§ **TASK PROMPT**: Count lines holding the word "time". Only the number is wanted.

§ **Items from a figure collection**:
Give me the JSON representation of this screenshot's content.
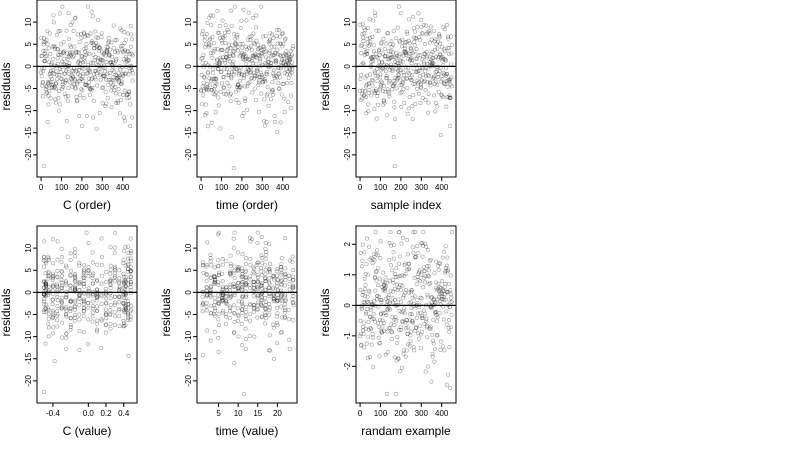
{
  "chart_data": [
    {
      "type": "scatter",
      "xlabel": "C (order)",
      "ylabel": "residuals",
      "xlim": [
        -20,
        470
      ],
      "ylim": [
        -25,
        15
      ],
      "x_ticks": [
        0,
        100,
        200,
        300,
        400
      ],
      "y_ticks": [
        -20,
        -15,
        -10,
        -5,
        0,
        5,
        10
      ],
      "x_tick_labels": [
        "0",
        "100",
        "200",
        "300",
        "400"
      ],
      "y_tick_labels": [
        "-20",
        "-15",
        "-10",
        "-5",
        "0",
        "5",
        "10"
      ],
      "hline": 0,
      "points": {
        "generator": "index",
        "n": 450,
        "x_range": [
          0,
          450
        ],
        "spread": 5,
        "clip": [
          -22,
          13.5
        ],
        "seed": 11,
        "extremes": [
          [
            15,
            -22.5
          ],
          [
            230,
            13.5
          ],
          [
            130,
            -16
          ],
          [
            200,
            -13.5
          ],
          [
            135,
            12
          ]
        ]
      }
    },
    {
      "type": "scatter",
      "xlabel": "time (order)",
      "ylabel": "residuals",
      "xlim": [
        -20,
        470
      ],
      "ylim": [
        -25,
        15
      ],
      "x_ticks": [
        0,
        100,
        200,
        300,
        400
      ],
      "y_ticks": [
        -20,
        -15,
        -10,
        -5,
        0,
        5,
        10
      ],
      "x_tick_labels": [
        "0",
        "100",
        "200",
        "300",
        "400"
      ],
      "y_tick_labels": [
        "-20",
        "-15",
        "-10",
        "-5",
        "0",
        "5",
        "10"
      ],
      "hline": 0,
      "points": {
        "generator": "index",
        "n": 450,
        "x_range": [
          0,
          450
        ],
        "spread": 5,
        "clip": [
          -22,
          13.5
        ],
        "seed": 23,
        "extremes": [
          [
            160,
            -23
          ],
          [
            295,
            13.5
          ],
          [
            150,
            -16
          ],
          [
            95,
            -14
          ],
          [
            270,
            11.5
          ]
        ]
      }
    },
    {
      "type": "scatter",
      "xlabel": "sample index",
      "ylabel": "residuals",
      "xlim": [
        -20,
        470
      ],
      "ylim": [
        -25,
        15
      ],
      "x_ticks": [
        0,
        100,
        200,
        300,
        400
      ],
      "y_ticks": [
        -20,
        -15,
        -10,
        -5,
        0,
        5,
        10
      ],
      "x_tick_labels": [
        "0",
        "100",
        "200",
        "300",
        "400"
      ],
      "y_tick_labels": [
        "-20",
        "-15",
        "-10",
        "-5",
        "0",
        "5",
        "10"
      ],
      "hline": 0,
      "points": {
        "generator": "index",
        "n": 450,
        "x_range": [
          0,
          450
        ],
        "spread": 5,
        "clip": [
          -22,
          13.5
        ],
        "seed": 37,
        "extremes": [
          [
            170,
            -22.5
          ],
          [
            190,
            13.5
          ],
          [
            165,
            -16
          ],
          [
            440,
            -13.5
          ],
          [
            200,
            12
          ]
        ]
      }
    },
    {
      "type": "scatter",
      "xlabel": "C (value)",
      "ylabel": "residuals",
      "xlim": [
        -0.58,
        0.55
      ],
      "ylim": [
        -25,
        15
      ],
      "x_ticks": [
        -0.4,
        0.0,
        0.2,
        0.4
      ],
      "y_ticks": [
        -20,
        -15,
        -10,
        -5,
        0,
        5,
        10
      ],
      "x_tick_labels": [
        "-0.4",
        "0.0",
        "0.2",
        "0.4"
      ],
      "y_tick_labels": [
        "-20",
        "-15",
        "-10",
        "-5",
        "0",
        "5",
        "10"
      ],
      "hline": 0,
      "points": {
        "generator": "columns",
        "n": 450,
        "columns": [
          -0.5,
          -0.48,
          -0.45,
          -0.4,
          -0.35,
          -0.3,
          -0.25,
          -0.2,
          -0.15,
          -0.1,
          -0.05,
          0.0,
          0.05,
          0.1,
          0.15,
          0.2,
          0.25,
          0.3,
          0.35,
          0.4,
          0.42,
          0.45,
          0.48
        ],
        "jitter": 0.004,
        "spread": 5,
        "clip": [
          -22,
          13.5
        ],
        "seed": 41,
        "extremes": [
          [
            -0.5,
            -22.5
          ],
          [
            -0.02,
            13.5
          ],
          [
            -0.38,
            -15.5
          ],
          [
            -0.1,
            -13
          ],
          [
            -0.4,
            12
          ]
        ]
      }
    },
    {
      "type": "scatter",
      "xlabel": "time (value)",
      "ylabel": "residuals",
      "xlim": [
        -0.5,
        25
      ],
      "ylim": [
        -25,
        15
      ],
      "x_ticks": [
        5,
        10,
        15,
        20
      ],
      "y_ticks": [
        -20,
        -15,
        -10,
        -5,
        0,
        5,
        10
      ],
      "x_tick_labels": [
        "5",
        "10",
        "15",
        "20"
      ],
      "y_tick_labels": [
        "-20",
        "-15",
        "-10",
        "-5",
        "0",
        "5",
        "10"
      ],
      "hline": 0,
      "points": {
        "generator": "columns",
        "n": 450,
        "columns": [
          1,
          2,
          3,
          4,
          5,
          6,
          7,
          8,
          9,
          10,
          11,
          12,
          13,
          14,
          15,
          16,
          17,
          18,
          19,
          20,
          21,
          22,
          23,
          24
        ],
        "jitter": 0.15,
        "spread": 5,
        "clip": [
          -22,
          13.5
        ],
        "seed": 53,
        "extremes": [
          [
            11.5,
            -23
          ],
          [
            15,
            13.5
          ],
          [
            9,
            -16
          ],
          [
            5,
            -13.5
          ],
          [
            13.5,
            12
          ]
        ]
      }
    },
    {
      "type": "scatter",
      "xlabel": "randam example",
      "ylabel": "residuals",
      "xlim": [
        -20,
        470
      ],
      "ylim": [
        -3.2,
        2.6
      ],
      "x_ticks": [
        0,
        100,
        200,
        300,
        400
      ],
      "y_ticks": [
        -2,
        -1,
        0,
        1,
        2
      ],
      "x_tick_labels": [
        "0",
        "100",
        "200",
        "300",
        "400"
      ],
      "y_tick_labels": [
        "-2",
        "-1",
        "0",
        "1",
        "2"
      ],
      "hline": 0,
      "points": {
        "generator": "index",
        "n": 450,
        "x_range": [
          0,
          450
        ],
        "spread": 1,
        "clip": [
          -2.9,
          2.4
        ],
        "seed": 67,
        "extremes": [
          [
            190,
            2.4
          ],
          [
            175,
            -2.9
          ],
          [
            425,
            -2.6
          ],
          [
            100,
            2.1
          ],
          [
            350,
            -2.5
          ]
        ]
      }
    }
  ]
}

§ **EXPECTED OUTPUT**: 2